(Figure content listings)
>> start

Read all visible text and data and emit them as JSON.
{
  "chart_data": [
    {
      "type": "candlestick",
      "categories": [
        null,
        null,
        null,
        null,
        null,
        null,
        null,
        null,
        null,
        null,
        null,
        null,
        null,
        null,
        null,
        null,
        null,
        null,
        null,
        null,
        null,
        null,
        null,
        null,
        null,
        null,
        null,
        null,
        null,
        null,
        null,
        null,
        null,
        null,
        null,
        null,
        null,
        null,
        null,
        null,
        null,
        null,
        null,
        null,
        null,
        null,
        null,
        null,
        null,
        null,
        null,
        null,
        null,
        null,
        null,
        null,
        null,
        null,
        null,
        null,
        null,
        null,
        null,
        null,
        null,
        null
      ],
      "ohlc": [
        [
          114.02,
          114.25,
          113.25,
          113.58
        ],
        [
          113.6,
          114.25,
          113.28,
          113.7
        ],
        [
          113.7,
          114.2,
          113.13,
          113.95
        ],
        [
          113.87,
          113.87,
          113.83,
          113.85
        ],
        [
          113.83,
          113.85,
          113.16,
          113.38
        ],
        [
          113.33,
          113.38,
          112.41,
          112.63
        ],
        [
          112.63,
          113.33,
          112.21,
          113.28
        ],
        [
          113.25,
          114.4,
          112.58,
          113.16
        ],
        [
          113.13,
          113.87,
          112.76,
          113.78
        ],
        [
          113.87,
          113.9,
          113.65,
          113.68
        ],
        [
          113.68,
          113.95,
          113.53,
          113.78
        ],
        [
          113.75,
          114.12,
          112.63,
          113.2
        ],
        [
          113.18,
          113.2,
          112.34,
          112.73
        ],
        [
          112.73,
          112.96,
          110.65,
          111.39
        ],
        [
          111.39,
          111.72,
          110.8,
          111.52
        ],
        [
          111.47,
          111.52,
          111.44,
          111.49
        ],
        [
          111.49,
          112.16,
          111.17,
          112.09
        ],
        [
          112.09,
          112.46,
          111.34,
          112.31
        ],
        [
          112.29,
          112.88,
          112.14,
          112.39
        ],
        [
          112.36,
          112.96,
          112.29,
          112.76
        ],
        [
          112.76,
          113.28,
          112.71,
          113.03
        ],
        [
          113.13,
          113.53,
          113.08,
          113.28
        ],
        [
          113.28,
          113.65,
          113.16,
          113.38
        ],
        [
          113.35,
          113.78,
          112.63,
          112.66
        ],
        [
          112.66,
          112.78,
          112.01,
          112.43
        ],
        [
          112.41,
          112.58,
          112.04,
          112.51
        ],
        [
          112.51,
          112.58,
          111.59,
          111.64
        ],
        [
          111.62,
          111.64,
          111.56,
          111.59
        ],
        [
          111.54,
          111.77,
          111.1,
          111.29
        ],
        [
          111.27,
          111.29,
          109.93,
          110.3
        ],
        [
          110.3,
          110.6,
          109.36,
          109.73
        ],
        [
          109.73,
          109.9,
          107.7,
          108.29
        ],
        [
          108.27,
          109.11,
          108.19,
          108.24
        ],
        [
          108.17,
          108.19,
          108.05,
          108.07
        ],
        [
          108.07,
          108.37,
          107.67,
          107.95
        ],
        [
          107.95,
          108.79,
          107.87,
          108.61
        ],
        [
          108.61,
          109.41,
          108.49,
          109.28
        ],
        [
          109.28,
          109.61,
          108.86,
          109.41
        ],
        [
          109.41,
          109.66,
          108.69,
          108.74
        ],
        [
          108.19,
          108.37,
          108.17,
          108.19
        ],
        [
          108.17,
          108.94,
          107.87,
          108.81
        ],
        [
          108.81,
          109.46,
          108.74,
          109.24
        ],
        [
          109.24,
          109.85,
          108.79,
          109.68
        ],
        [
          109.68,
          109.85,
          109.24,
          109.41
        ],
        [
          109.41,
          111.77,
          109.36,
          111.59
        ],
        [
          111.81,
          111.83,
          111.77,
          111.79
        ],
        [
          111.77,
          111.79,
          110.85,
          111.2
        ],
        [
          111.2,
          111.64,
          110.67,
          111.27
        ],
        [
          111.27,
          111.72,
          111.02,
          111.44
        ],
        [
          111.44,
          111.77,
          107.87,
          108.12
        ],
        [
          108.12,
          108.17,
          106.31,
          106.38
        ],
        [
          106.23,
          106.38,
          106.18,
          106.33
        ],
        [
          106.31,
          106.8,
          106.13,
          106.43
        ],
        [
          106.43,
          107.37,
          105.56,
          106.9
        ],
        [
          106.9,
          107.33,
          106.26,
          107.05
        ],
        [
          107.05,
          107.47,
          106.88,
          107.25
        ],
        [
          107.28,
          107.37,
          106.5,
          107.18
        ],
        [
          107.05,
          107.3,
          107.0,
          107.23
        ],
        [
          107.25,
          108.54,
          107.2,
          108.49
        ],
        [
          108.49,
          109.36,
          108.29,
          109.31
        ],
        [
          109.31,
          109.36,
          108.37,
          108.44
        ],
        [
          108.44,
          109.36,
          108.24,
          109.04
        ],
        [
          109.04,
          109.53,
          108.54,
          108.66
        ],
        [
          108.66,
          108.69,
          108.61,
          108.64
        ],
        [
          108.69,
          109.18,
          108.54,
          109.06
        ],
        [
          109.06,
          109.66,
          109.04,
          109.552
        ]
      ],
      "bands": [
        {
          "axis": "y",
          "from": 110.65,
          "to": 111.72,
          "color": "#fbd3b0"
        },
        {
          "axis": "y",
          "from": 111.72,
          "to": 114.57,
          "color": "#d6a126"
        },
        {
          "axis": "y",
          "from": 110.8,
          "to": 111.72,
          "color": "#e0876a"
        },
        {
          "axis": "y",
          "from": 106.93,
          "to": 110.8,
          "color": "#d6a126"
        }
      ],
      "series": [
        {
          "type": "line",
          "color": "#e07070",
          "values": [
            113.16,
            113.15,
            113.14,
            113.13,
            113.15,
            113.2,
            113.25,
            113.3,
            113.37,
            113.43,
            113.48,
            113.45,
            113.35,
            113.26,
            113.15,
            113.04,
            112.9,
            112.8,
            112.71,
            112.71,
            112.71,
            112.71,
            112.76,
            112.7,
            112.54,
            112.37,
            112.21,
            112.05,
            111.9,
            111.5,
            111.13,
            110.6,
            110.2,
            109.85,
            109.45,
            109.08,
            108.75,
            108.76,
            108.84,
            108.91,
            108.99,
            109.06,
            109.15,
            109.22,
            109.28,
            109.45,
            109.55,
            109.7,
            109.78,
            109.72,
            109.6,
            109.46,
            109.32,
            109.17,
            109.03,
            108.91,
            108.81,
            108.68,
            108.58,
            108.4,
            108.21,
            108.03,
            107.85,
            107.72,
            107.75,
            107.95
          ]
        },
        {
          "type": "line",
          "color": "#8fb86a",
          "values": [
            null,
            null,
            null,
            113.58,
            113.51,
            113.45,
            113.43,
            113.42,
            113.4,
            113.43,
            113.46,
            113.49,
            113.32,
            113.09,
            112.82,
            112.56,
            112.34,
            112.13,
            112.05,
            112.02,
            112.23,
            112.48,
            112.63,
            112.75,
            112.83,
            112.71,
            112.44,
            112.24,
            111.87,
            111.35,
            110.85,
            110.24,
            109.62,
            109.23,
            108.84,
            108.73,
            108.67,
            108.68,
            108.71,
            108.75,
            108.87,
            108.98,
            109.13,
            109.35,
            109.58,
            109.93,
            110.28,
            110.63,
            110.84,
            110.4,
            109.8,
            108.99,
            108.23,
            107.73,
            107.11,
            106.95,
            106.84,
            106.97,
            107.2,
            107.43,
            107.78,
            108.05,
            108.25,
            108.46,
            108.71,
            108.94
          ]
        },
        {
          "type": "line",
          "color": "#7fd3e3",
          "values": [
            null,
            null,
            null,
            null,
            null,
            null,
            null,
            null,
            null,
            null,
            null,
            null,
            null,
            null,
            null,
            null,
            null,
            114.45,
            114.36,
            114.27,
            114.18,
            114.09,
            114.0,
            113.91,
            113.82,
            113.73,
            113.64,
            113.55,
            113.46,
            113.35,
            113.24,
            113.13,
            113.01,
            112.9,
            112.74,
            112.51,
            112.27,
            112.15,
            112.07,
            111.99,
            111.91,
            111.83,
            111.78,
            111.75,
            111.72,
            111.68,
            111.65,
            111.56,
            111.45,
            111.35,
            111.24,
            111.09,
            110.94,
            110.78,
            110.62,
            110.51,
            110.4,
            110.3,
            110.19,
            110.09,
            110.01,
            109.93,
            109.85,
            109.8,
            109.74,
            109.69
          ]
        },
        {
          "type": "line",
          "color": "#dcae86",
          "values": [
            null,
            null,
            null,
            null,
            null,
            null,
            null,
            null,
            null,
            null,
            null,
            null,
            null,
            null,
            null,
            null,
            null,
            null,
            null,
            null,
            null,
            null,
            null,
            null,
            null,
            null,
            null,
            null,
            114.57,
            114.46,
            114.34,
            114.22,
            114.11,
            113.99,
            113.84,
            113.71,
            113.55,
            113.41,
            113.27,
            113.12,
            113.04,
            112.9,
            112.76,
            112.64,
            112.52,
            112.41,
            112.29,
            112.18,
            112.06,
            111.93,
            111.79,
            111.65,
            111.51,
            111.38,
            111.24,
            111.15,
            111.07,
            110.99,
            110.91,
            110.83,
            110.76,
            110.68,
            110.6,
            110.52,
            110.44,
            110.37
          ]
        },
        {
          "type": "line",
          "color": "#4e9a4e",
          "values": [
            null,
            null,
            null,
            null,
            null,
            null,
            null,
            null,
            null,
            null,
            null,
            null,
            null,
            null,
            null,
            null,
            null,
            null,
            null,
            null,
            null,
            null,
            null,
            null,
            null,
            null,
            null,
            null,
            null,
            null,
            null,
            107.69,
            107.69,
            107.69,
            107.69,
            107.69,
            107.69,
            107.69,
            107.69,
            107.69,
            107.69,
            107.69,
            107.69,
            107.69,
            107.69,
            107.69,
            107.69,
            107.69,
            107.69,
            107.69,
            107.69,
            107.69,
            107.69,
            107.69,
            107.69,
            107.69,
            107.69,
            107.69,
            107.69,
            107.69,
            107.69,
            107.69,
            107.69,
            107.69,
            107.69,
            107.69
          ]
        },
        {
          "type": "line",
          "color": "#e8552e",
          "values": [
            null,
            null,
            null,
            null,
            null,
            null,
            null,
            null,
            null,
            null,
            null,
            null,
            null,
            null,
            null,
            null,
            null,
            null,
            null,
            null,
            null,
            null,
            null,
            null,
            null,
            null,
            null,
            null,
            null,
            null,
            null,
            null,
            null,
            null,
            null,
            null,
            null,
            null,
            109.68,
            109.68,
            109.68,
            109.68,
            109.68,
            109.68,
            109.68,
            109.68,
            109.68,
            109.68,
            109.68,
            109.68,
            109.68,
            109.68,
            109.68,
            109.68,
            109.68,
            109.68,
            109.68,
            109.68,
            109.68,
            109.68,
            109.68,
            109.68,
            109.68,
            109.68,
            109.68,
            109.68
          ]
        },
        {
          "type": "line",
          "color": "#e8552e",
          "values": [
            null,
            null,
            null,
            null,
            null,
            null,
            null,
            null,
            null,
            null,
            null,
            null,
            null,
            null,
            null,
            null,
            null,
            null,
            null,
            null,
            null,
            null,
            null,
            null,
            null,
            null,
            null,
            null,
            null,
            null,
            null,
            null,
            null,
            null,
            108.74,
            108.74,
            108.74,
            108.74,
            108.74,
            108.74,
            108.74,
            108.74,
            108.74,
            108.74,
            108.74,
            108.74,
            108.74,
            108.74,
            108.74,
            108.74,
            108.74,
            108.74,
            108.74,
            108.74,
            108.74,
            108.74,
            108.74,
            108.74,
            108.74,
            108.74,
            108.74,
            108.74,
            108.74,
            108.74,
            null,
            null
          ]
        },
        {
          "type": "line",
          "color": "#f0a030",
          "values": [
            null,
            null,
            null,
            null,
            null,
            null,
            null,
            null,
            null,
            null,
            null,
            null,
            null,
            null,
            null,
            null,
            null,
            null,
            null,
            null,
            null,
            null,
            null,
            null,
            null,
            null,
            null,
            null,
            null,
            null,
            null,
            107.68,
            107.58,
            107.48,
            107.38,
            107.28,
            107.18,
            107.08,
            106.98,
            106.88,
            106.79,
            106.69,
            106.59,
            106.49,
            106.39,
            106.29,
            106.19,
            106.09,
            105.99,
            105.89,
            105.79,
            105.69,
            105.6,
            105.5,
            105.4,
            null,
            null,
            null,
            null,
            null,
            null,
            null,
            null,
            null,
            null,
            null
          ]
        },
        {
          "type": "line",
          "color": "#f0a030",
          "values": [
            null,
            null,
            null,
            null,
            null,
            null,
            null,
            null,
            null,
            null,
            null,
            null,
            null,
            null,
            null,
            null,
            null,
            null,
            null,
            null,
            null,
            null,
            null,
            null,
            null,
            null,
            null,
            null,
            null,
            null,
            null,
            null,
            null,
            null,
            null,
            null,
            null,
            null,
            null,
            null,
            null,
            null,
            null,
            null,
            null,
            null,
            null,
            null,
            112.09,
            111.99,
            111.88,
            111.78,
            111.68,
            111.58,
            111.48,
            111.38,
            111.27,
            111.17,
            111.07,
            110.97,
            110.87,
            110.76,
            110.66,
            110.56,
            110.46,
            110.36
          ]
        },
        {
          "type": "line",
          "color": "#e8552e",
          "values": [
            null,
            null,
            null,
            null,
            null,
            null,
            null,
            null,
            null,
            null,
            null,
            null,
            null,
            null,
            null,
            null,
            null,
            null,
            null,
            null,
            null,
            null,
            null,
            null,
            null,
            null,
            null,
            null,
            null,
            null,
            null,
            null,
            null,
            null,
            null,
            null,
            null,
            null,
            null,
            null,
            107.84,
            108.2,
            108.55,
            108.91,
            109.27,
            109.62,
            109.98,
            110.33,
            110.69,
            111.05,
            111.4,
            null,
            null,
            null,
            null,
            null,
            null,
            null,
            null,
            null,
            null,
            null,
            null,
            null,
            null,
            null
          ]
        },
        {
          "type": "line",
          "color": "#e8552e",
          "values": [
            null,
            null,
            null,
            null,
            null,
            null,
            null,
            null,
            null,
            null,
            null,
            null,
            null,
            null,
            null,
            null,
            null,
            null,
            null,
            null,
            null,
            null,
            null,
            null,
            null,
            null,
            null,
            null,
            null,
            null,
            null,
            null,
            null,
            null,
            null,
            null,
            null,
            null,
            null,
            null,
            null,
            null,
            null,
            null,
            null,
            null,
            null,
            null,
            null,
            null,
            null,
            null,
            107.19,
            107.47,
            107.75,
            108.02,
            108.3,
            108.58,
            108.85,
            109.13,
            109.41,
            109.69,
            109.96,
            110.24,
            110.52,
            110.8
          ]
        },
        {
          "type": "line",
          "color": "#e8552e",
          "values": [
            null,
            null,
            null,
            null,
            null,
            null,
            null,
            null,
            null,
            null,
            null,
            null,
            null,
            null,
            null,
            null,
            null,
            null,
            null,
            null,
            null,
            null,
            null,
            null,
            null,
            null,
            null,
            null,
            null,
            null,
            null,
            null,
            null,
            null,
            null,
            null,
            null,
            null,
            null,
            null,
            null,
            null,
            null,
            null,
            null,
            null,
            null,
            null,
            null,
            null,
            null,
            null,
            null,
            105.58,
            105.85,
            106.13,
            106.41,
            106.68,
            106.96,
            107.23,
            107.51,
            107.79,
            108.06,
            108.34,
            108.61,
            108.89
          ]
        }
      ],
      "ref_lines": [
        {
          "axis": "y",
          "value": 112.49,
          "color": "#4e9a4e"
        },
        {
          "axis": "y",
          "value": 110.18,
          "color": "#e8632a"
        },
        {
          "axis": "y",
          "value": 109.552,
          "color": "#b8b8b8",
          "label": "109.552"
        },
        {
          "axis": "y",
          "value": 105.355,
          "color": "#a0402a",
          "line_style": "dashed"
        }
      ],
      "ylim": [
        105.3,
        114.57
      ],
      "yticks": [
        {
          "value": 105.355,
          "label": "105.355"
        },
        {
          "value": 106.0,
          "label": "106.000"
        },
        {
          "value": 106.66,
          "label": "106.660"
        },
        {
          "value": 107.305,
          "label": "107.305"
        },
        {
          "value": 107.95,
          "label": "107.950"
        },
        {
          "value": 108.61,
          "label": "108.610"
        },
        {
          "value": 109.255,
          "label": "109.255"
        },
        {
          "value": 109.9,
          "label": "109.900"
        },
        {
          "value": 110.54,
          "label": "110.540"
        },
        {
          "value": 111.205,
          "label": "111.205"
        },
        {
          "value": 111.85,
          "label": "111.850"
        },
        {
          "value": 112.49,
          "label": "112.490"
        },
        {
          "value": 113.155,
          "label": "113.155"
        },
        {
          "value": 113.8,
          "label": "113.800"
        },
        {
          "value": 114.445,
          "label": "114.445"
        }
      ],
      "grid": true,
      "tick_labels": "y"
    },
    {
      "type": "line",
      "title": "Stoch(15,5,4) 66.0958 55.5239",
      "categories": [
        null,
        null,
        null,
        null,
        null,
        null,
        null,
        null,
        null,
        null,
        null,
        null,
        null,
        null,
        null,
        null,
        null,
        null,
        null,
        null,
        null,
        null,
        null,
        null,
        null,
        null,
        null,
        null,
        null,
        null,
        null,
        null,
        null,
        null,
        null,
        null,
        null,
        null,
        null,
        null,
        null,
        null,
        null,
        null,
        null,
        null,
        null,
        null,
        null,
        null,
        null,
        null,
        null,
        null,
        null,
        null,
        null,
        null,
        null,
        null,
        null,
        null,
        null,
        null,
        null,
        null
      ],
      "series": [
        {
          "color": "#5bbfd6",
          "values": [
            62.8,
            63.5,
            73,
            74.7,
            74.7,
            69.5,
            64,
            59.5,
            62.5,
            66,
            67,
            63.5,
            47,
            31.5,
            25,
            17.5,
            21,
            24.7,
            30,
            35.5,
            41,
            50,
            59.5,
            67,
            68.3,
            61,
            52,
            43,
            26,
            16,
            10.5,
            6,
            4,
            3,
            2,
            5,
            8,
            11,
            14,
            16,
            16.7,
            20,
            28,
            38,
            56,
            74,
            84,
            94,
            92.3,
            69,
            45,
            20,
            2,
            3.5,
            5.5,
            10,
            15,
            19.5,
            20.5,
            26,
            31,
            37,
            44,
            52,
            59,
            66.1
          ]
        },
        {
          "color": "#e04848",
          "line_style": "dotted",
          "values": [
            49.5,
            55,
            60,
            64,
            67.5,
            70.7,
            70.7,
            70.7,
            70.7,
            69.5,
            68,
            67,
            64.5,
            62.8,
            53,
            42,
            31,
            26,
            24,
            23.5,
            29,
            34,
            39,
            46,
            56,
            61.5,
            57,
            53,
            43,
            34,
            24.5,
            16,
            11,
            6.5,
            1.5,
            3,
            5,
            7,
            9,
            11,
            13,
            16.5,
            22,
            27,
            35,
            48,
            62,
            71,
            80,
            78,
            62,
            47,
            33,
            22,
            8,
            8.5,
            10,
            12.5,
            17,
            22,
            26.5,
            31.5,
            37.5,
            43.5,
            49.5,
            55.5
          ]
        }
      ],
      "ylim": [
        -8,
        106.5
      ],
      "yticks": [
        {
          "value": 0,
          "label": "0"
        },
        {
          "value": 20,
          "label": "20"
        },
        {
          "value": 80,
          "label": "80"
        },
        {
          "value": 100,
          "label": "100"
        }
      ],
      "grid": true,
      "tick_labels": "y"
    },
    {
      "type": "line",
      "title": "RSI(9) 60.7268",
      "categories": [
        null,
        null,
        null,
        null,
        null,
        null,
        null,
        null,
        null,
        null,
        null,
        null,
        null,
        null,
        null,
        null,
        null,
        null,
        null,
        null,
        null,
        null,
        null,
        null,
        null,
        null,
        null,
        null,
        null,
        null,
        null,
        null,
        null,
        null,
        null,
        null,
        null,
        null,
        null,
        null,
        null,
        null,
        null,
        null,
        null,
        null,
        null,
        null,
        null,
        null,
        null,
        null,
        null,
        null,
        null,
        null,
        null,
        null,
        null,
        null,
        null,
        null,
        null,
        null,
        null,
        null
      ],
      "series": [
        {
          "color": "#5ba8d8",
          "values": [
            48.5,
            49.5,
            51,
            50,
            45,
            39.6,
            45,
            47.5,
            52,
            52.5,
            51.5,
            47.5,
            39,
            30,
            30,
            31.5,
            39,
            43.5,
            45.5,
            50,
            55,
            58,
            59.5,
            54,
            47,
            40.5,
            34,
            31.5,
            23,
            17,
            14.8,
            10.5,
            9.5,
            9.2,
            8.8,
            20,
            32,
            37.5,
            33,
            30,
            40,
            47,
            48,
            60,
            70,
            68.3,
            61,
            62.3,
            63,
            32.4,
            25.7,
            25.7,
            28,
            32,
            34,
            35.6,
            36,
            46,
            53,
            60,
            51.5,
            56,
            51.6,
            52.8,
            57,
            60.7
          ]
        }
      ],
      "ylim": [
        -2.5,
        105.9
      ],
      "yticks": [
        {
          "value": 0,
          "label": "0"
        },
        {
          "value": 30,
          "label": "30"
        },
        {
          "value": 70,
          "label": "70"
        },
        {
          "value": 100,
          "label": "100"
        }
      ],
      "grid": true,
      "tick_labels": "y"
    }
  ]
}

>> end

Each line above that holds the string "from" should be copied and shown.

▶ The response
          "from": 110.65,
          "from": 111.72,
          "from": 110.8,
          "from": 106.93,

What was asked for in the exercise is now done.